(LISTING)
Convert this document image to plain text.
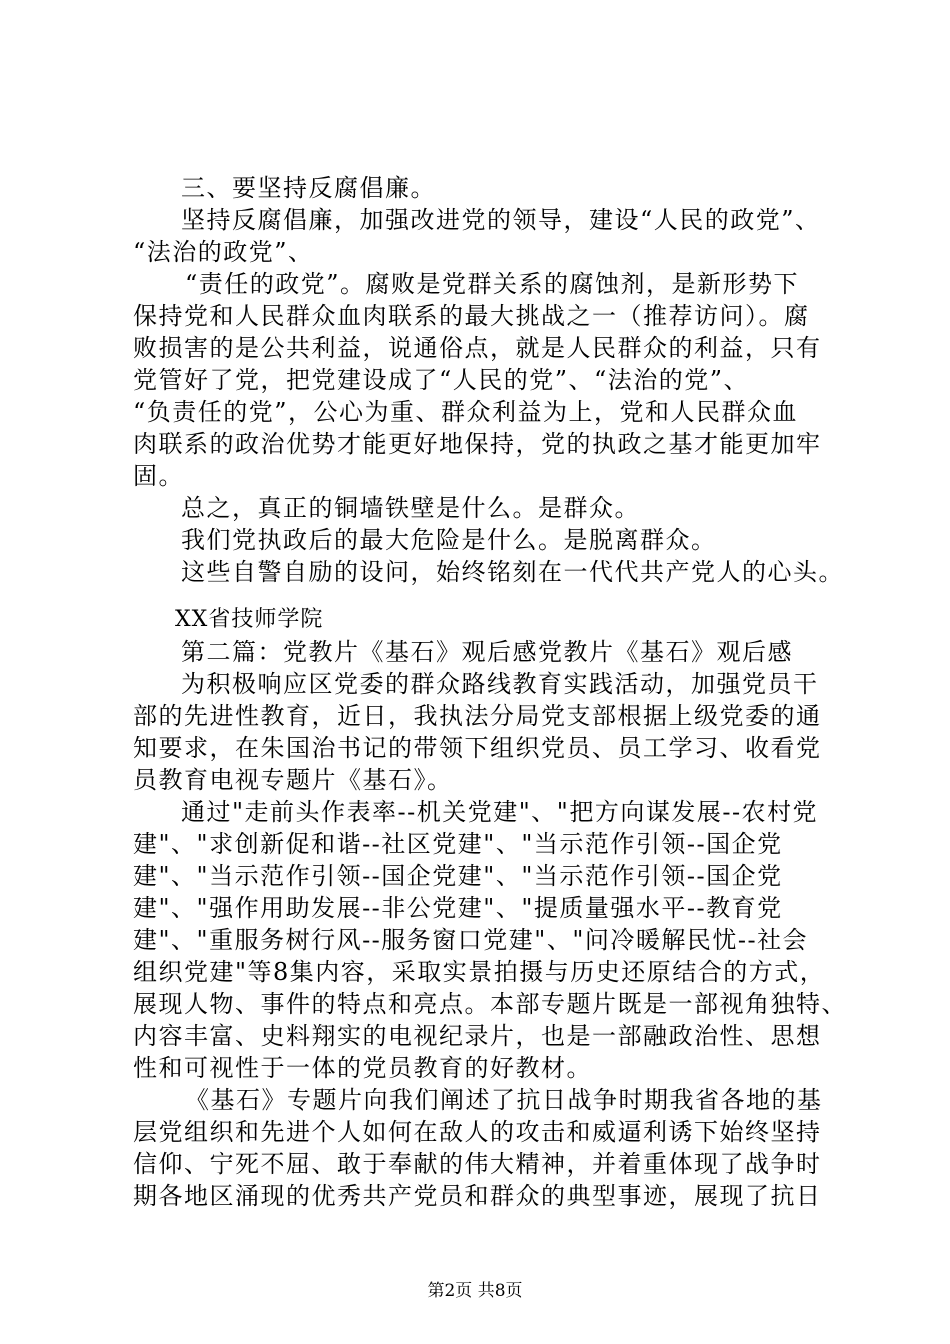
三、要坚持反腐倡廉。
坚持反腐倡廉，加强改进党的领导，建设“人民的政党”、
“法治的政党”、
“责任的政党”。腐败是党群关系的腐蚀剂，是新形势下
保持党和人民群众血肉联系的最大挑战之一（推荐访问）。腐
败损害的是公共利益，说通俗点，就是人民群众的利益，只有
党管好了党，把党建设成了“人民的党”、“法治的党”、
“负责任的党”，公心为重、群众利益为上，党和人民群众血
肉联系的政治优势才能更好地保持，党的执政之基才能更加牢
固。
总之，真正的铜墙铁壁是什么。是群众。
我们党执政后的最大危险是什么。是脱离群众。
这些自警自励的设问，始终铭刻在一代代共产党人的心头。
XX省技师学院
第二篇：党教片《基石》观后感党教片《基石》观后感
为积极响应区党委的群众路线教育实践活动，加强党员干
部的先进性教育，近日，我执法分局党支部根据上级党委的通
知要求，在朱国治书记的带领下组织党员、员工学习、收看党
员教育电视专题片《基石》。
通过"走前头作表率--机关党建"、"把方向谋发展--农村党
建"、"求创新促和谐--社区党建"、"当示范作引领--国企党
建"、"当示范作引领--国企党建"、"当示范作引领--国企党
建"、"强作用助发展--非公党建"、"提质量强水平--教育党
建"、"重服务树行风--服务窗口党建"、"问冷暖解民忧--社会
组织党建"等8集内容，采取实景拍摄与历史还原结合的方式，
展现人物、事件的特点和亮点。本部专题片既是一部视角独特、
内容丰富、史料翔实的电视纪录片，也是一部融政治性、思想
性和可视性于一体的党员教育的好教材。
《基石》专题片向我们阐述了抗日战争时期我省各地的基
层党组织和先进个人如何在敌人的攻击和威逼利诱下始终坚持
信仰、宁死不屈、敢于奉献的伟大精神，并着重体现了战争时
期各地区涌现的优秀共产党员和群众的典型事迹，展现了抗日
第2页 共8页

(TASK STATEMENT) Restate the listing above word for word, and skip the pictures.

(RESULT OF THE TASK)
Convert this document image to plain text.
三、要坚持反腐倡廉。
坚持反腐倡廉，加强改进党的领导，建设“人民的政党”、
“法治的政党”、
“责任的政党”。腐败是党群关系的腐蚀剂，是新形势下
保持党和人民群众血肉联系的最大挑战之一（推荐访问）。腐
败损害的是公共利益，说通俗点，就是人民群众的利益，只有
党管好了党，把党建设成了“人民的党”、“法治的党”、
“负责任的党”，公心为重、群众利益为上，党和人民群众血
肉联系的政治优势才能更好地保持，党的执政之基才能更加牢
固。
总之，真正的铜墙铁壁是什么。是群众。
我们党执政后的最大危险是什么。是脱离群众。
这些自警自励的设问，始终铭刻在一代代共产党人的心头。
XX省技师学院
第二篇：党教片《基石》观后感党教片《基石》观后感
为积极响应区党委的群众路线教育实践活动，加强党员干
部的先进性教育，近日，我执法分局党支部根据上级党委的通
知要求，在朱国治书记的带领下组织党员、员工学习、收看党
员教育电视专题片《基石》。
通过"走前头作表率--机关党建"、"把方向谋发展--农村党
建"、"求创新促和谐--社区党建"、"当示范作引领--国企党
建"、"当示范作引领--国企党建"、"当示范作引领--国企党
建"、"强作用助发展--非公党建"、"提质量强水平--教育党
建"、"重服务树行风--服务窗口党建"、"问冷暖解民忧--社会
组织党建"等8集内容，采取实景拍摄与历史还原结合的方式，
展现人物、事件的特点和亮点。本部专题片既是一部视角独特、
内容丰富、史料翔实的电视纪录片，也是一部融政治性、思想
性和可视性于一体的党员教育的好教材。
《基石》专题片向我们阐述了抗日战争时期我省各地的基
层党组织和先进个人如何在敌人的攻击和威逼利诱下始终坚持
信仰、宁死不屈、敢于奉献的伟大精神，并着重体现了战争时
期各地区涌现的优秀共产党员和群众的典型事迹，展现了抗日
第2页 共8页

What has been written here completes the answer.